### Given problem
From the listing below, return each line that includes "Arun".

(Data records)

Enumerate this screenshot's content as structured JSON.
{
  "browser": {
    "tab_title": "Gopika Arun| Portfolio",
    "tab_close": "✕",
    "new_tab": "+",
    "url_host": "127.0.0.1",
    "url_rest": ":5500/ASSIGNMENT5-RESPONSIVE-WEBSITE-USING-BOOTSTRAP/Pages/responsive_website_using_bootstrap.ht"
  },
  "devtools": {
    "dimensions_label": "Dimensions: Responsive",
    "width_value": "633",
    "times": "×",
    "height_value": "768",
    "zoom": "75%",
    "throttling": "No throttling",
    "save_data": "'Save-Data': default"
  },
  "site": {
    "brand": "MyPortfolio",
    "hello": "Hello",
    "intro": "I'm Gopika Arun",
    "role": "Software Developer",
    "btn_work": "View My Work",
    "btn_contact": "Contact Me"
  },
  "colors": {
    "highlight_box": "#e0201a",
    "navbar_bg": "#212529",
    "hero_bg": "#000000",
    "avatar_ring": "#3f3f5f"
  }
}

### Written answer
    "tab_title": "Gopika Arun| Portfolio",
    "intro": "I'm Gopika Arun",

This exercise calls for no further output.